## Start

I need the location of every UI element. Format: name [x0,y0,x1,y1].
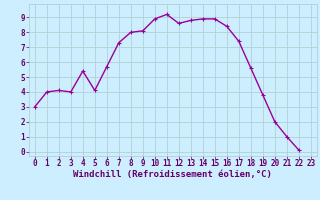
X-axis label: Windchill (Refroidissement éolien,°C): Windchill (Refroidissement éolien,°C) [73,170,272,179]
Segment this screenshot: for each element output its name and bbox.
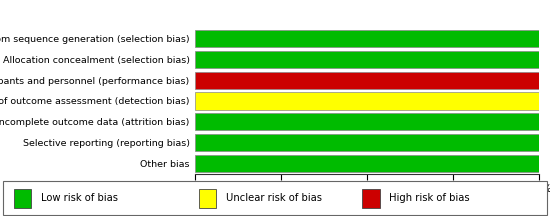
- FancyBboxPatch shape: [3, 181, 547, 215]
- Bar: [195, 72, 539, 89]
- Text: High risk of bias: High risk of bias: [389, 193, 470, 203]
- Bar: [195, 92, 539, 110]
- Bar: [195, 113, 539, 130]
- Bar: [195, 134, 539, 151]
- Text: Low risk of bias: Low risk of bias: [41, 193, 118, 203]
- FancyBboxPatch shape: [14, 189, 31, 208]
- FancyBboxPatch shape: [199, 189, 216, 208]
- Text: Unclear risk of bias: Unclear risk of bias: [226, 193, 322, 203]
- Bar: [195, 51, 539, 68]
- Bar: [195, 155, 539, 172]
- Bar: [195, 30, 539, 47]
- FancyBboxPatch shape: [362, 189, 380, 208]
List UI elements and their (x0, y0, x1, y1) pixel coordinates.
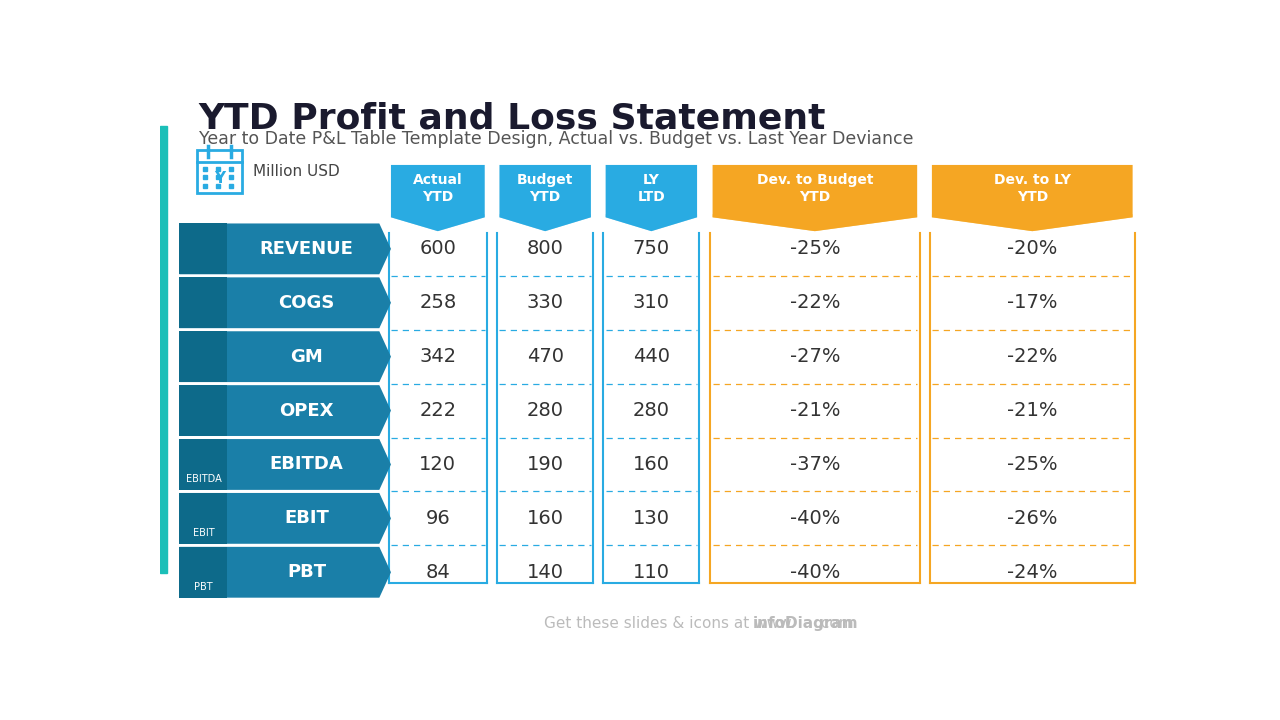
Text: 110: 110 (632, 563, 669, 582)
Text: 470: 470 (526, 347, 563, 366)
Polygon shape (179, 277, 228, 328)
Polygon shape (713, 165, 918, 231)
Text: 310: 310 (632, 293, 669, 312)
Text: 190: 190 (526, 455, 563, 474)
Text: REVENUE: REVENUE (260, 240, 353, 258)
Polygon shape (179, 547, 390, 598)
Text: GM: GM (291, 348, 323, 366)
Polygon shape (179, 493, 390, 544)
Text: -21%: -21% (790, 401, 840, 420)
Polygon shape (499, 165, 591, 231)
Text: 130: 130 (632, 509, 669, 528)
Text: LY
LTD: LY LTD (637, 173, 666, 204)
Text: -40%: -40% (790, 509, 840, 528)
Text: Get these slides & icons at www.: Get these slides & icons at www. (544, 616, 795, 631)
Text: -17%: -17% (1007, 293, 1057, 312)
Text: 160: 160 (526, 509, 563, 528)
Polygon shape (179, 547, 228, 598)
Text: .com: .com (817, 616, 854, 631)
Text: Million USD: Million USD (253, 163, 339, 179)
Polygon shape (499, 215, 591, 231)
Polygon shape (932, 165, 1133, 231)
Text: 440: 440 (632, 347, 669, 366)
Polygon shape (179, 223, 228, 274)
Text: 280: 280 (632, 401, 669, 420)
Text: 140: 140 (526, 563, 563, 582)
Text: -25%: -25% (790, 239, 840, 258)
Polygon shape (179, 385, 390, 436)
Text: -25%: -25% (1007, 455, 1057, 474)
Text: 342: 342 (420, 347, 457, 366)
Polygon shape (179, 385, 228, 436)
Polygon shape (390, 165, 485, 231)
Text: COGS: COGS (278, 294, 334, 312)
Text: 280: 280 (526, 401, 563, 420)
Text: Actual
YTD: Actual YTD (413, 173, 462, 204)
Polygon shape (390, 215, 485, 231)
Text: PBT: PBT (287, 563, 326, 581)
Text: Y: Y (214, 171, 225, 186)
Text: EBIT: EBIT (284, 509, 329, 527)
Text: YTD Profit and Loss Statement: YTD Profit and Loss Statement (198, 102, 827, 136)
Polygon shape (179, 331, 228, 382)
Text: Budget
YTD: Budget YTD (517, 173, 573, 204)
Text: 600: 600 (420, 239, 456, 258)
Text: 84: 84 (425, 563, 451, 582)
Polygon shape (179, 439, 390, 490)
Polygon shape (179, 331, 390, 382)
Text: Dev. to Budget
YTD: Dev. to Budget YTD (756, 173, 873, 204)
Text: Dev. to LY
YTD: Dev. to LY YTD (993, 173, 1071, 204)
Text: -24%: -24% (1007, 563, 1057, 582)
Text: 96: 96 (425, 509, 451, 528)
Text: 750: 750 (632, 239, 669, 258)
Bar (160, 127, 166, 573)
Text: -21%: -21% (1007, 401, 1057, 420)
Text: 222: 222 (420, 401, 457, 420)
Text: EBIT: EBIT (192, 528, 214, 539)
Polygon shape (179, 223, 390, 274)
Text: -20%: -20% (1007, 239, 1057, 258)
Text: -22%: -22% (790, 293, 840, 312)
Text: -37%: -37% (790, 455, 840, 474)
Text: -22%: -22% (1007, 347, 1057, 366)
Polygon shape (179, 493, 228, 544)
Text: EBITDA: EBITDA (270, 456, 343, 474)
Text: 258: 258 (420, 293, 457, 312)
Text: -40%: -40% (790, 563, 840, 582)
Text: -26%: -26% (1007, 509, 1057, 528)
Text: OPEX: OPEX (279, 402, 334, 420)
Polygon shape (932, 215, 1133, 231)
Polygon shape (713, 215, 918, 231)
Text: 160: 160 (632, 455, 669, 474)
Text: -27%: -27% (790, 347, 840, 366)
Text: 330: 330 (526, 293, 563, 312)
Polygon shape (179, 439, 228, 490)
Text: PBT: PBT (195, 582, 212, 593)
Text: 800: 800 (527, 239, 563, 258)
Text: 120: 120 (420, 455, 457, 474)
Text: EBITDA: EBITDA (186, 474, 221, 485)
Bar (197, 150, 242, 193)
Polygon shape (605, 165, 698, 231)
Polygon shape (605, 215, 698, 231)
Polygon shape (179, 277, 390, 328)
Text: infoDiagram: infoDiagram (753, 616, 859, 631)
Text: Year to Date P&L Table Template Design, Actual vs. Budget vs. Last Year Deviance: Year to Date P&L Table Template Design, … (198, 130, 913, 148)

## End
## Start

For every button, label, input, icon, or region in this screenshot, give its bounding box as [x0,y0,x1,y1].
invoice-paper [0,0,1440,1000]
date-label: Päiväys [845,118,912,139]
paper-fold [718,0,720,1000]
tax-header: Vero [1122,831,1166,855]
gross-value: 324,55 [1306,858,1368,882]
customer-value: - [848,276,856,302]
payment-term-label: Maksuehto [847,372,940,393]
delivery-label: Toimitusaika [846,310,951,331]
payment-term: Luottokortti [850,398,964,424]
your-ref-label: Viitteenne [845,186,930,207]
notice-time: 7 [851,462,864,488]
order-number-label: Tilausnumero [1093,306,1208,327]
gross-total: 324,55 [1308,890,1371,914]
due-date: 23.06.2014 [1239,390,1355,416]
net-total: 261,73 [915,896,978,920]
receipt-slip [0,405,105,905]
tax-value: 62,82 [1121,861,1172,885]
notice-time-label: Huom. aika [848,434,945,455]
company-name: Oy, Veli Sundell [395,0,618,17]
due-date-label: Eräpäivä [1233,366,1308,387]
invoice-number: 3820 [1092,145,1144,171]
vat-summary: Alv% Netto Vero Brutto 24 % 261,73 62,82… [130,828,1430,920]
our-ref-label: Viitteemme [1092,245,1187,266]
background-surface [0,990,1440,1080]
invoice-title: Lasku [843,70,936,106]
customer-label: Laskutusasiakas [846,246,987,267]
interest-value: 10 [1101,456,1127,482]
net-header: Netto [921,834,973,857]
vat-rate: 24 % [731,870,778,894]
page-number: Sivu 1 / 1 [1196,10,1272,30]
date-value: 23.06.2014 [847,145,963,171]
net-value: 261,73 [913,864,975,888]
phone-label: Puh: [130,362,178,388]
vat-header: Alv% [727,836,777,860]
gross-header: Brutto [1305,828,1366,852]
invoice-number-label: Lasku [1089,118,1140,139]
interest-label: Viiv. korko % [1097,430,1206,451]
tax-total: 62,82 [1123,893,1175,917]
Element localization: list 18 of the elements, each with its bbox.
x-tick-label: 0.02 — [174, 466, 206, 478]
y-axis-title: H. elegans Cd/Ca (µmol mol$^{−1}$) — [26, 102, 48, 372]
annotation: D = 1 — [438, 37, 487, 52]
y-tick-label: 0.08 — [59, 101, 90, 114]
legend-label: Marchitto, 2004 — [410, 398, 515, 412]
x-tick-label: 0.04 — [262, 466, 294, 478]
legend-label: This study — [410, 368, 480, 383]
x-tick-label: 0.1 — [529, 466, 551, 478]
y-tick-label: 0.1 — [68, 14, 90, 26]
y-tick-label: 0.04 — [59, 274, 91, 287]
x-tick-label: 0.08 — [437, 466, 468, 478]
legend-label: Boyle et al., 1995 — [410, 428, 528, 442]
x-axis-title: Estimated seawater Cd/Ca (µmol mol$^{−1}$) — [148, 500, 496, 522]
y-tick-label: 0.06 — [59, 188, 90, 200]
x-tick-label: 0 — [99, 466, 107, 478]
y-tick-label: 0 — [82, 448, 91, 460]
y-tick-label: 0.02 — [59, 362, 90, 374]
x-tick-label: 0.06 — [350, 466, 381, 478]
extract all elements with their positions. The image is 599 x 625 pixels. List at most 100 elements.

## End

**WHAT YOU ARE ASKED TO DO:**
Reproduce the entries from the line containing "X-axis label: Windchill" through the line containing "Segment this screenshot: for", changing "bbox" to "bounding box" and leaving everything else as it is.

**RESULT BELOW:**
X-axis label: Windchill (Refroidissement éolien,°C): Windchill (Refroidissement éolien,°C) [73,170,272,179]
Segment this screenshot: for each element output its name and bounding box.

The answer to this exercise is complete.